Data records
#####
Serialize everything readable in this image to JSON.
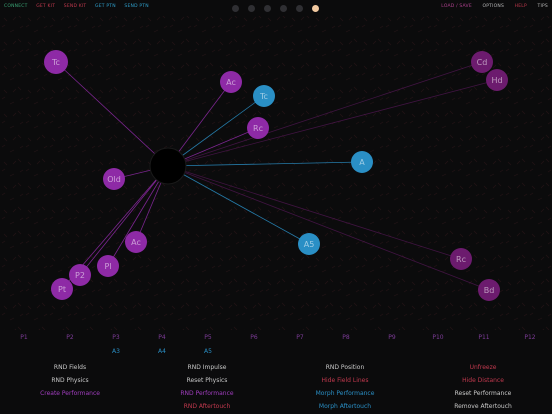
{
  "topbar": {
    "left": [
      {
        "label": "CONNECT",
        "color": "#3aa676"
      },
      {
        "label": "GET KIT",
        "color": "#c2394e"
      },
      {
        "label": "SEND KIT",
        "color": "#c2394e"
      },
      {
        "label": "GET PTN",
        "color": "#2f9fcc"
      },
      {
        "label": "SEND PTN",
        "color": "#2f9fcc"
      }
    ],
    "right": [
      {
        "label": "LOAD / SAVE",
        "color": "#b0428f"
      },
      {
        "label": "OPTIONS",
        "color": "#b8b8b8"
      },
      {
        "label": "HELP",
        "color": "#c2394e"
      },
      {
        "label": "TIPS",
        "color": "#b8b8b8"
      }
    ],
    "page_dots": [
      false,
      false,
      false,
      false,
      false,
      true
    ]
  },
  "center_hub": {
    "color": "#000000"
  },
  "nodes": [
    {
      "id": "n1",
      "label": "Tc",
      "color": "#8e2aa6"
    },
    {
      "id": "n2",
      "label": "Ac",
      "color": "#8e2aa6"
    },
    {
      "id": "n3",
      "label": "Tc",
      "color": "#2a8fc5"
    },
    {
      "id": "n4",
      "label": "Rc",
      "color": "#8e2aa6"
    },
    {
      "id": "n5",
      "label": "Old",
      "color": "#8e2aa6"
    },
    {
      "id": "n6",
      "label": "A",
      "color": "#2a8fc5"
    },
    {
      "id": "n7",
      "label": "Ac",
      "color": "#8e2aa6"
    },
    {
      "id": "n8",
      "label": "Pl",
      "color": "#8e2aa6"
    },
    {
      "id": "n9",
      "label": "P2",
      "color": "#8e2aa6"
    },
    {
      "id": "n10",
      "label": "Pt",
      "color": "#8e2aa6"
    },
    {
      "id": "n11",
      "label": "A5",
      "color": "#2a8fc5"
    },
    {
      "id": "n12",
      "label": "Cd",
      "color": "#6c1b6e"
    },
    {
      "id": "n13",
      "label": "Hd",
      "color": "#6c1b6e"
    },
    {
      "id": "n14",
      "label": "Rc",
      "color": "#6c1b6e"
    },
    {
      "id": "n15",
      "label": "Bd",
      "color": "#6c1b6e"
    }
  ],
  "p_labels": [
    "P1",
    "P2",
    "P3",
    "P4",
    "P5",
    "P6",
    "P7",
    "P8",
    "P9",
    "P10",
    "P11",
    "P12"
  ],
  "a_labels": [
    {
      "label": "A3",
      "color": "#2a8fc5"
    },
    {
      "label": "A4",
      "color": "#2a8fc5"
    },
    {
      "label": "A5",
      "color": "#2a8fc5"
    }
  ],
  "controls": {
    "rnd_fields": "RND Fields",
    "rnd_physics": "RND Physics",
    "create_performance": "Create Performance",
    "rnd_impulse": "RND Impulse",
    "reset_physics": "Reset Physics",
    "rnd_performance": "RND Performance",
    "rnd_aftertouch": "RND Aftertouch",
    "rnd_position": "RND Position",
    "hide_field_lines": "Hide Field Lines",
    "morph_performance": "Morph Performance",
    "morph_aftertouch": "Morph Aftertouch",
    "unfreeze": "Unfreeze",
    "hide_distance": "Hide Distance",
    "reset_performance": "Reset Performance",
    "remove_aftertouch": "Remove Aftertouch"
  },
  "colors": {
    "white": "#c9c9c9",
    "purple": "#a13dbf",
    "red": "#c2394e",
    "blue": "#2a8fc5",
    "pink": "#b0428f"
  }
}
#####
Quote in full the listing given above; the images are to be left out.

Serialize everything readable in this image to JSON.
{
  "topbar": {
    "left": [
      {
        "label": "CONNECT",
        "color": "#3aa676"
      },
      {
        "label": "GET KIT",
        "color": "#c2394e"
      },
      {
        "label": "SEND KIT",
        "color": "#c2394e"
      },
      {
        "label": "GET PTN",
        "color": "#2f9fcc"
      },
      {
        "label": "SEND PTN",
        "color": "#2f9fcc"
      }
    ],
    "right": [
      {
        "label": "LOAD / SAVE",
        "color": "#b0428f"
      },
      {
        "label": "OPTIONS",
        "color": "#b8b8b8"
      },
      {
        "label": "HELP",
        "color": "#c2394e"
      },
      {
        "label": "TIPS",
        "color": "#b8b8b8"
      }
    ],
    "page_dots": [
      false,
      false,
      false,
      false,
      false,
      true
    ]
  },
  "center_hub": {
    "color": "#000000"
  },
  "nodes": [
    {
      "id": "n1",
      "label": "Tc",
      "color": "#8e2aa6"
    },
    {
      "id": "n2",
      "label": "Ac",
      "color": "#8e2aa6"
    },
    {
      "id": "n3",
      "label": "Tc",
      "color": "#2a8fc5"
    },
    {
      "id": "n4",
      "label": "Rc",
      "color": "#8e2aa6"
    },
    {
      "id": "n5",
      "label": "Old",
      "color": "#8e2aa6"
    },
    {
      "id": "n6",
      "label": "A",
      "color": "#2a8fc5"
    },
    {
      "id": "n7",
      "label": "Ac",
      "color": "#8e2aa6"
    },
    {
      "id": "n8",
      "label": "Pl",
      "color": "#8e2aa6"
    },
    {
      "id": "n9",
      "label": "P2",
      "color": "#8e2aa6"
    },
    {
      "id": "n10",
      "label": "Pt",
      "color": "#8e2aa6"
    },
    {
      "id": "n11",
      "label": "A5",
      "color": "#2a8fc5"
    },
    {
      "id": "n12",
      "label": "Cd",
      "color": "#6c1b6e"
    },
    {
      "id": "n13",
      "label": "Hd",
      "color": "#6c1b6e"
    },
    {
      "id": "n14",
      "label": "Rc",
      "color": "#6c1b6e"
    },
    {
      "id": "n15",
      "label": "Bd",
      "color": "#6c1b6e"
    }
  ],
  "p_labels": [
    "P1",
    "P2",
    "P3",
    "P4",
    "P5",
    "P6",
    "P7",
    "P8",
    "P9",
    "P10",
    "P11",
    "P12"
  ],
  "a_labels": [
    {
      "label": "A3",
      "color": "#2a8fc5"
    },
    {
      "label": "A4",
      "color": "#2a8fc5"
    },
    {
      "label": "A5",
      "color": "#2a8fc5"
    }
  ],
  "controls": {
    "rnd_fields": "RND Fields",
    "rnd_physics": "RND Physics",
    "create_performance": "Create Performance",
    "rnd_impulse": "RND Impulse",
    "reset_physics": "Reset Physics",
    "rnd_performance": "RND Performance",
    "rnd_aftertouch": "RND Aftertouch",
    "rnd_position": "RND Position",
    "hide_field_lines": "Hide Field Lines",
    "morph_performance": "Morph Performance",
    "morph_aftertouch": "Morph Aftertouch",
    "unfreeze": "Unfreeze",
    "hide_distance": "Hide Distance",
    "reset_performance": "Reset Performance",
    "remove_aftertouch": "Remove Aftertouch"
  },
  "colors": {
    "white": "#c9c9c9",
    "purple": "#a13dbf",
    "red": "#c2394e",
    "blue": "#2a8fc5",
    "pink": "#b0428f"
  }
}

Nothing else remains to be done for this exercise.